[Data entries]:
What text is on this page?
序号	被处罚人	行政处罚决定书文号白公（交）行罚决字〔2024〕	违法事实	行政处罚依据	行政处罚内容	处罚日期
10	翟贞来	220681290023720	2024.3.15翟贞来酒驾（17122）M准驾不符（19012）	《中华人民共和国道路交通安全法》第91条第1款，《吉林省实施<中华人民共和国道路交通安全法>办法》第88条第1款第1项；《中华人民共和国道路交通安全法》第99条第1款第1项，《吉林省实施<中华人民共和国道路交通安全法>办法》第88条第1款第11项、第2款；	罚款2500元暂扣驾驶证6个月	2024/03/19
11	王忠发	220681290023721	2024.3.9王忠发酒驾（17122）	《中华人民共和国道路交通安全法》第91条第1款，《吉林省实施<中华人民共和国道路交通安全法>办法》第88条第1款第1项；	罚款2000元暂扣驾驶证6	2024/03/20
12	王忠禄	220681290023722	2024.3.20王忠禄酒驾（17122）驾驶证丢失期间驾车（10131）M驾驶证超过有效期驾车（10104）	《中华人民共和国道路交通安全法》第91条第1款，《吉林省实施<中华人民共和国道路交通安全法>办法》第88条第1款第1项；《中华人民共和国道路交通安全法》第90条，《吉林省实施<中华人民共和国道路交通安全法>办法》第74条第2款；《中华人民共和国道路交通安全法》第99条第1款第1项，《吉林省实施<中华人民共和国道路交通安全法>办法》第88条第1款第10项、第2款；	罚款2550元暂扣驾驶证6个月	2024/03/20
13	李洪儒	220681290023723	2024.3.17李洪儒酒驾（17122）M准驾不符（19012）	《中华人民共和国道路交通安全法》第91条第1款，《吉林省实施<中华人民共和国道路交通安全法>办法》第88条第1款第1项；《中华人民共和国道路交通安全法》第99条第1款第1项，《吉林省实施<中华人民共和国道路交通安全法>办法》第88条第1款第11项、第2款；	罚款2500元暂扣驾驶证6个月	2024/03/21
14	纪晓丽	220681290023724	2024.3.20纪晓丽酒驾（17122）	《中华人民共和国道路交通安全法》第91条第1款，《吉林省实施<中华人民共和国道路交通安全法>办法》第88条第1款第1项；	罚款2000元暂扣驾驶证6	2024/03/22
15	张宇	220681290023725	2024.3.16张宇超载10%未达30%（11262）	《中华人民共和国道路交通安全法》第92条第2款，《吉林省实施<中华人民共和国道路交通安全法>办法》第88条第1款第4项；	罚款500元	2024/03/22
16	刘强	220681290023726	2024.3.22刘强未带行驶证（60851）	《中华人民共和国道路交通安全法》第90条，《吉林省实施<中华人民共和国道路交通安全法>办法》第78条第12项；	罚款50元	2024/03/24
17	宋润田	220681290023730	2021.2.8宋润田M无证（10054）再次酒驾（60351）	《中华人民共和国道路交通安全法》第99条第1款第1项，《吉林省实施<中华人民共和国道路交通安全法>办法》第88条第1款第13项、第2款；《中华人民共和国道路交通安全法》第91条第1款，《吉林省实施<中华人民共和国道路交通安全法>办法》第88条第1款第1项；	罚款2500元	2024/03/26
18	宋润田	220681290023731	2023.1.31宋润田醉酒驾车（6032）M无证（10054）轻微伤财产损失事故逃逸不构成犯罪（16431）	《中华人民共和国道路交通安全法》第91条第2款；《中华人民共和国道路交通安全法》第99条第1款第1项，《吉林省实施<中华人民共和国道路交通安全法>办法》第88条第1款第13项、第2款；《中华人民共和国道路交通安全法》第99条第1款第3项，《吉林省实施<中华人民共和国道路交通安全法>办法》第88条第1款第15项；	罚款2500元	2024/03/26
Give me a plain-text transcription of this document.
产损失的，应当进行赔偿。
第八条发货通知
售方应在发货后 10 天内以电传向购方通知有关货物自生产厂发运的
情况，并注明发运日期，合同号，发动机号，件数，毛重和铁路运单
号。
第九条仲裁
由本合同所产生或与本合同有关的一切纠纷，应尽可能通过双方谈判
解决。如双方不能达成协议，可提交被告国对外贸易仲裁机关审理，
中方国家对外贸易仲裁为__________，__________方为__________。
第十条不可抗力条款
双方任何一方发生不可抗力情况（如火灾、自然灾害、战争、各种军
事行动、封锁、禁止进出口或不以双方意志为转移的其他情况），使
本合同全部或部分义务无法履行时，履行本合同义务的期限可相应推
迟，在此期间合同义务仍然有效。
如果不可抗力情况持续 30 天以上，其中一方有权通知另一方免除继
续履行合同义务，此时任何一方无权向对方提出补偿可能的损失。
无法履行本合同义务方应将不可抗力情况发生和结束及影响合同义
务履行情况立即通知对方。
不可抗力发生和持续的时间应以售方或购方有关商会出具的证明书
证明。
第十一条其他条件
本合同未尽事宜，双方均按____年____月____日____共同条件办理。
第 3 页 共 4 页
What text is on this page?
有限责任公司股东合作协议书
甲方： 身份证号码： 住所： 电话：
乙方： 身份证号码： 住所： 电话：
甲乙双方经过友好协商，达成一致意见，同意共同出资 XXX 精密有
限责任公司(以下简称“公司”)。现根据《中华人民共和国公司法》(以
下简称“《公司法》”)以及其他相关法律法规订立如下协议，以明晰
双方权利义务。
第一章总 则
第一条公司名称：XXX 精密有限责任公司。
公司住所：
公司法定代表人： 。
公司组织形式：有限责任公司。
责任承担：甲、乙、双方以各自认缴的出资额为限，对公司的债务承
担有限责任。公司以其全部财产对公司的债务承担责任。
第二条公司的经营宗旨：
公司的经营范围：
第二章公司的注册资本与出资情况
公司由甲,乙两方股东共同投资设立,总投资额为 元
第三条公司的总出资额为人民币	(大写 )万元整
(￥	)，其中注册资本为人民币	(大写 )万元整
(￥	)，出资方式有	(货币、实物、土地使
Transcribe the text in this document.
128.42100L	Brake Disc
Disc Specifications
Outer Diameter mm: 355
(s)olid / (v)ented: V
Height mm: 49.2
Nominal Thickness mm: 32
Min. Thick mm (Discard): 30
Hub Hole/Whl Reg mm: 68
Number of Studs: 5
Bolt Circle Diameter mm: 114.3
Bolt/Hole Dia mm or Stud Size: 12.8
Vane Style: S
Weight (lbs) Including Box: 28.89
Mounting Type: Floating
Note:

[The request]: From the records above, work out how many lines contain the string "Hole". Give only the number.

[Final result]: 2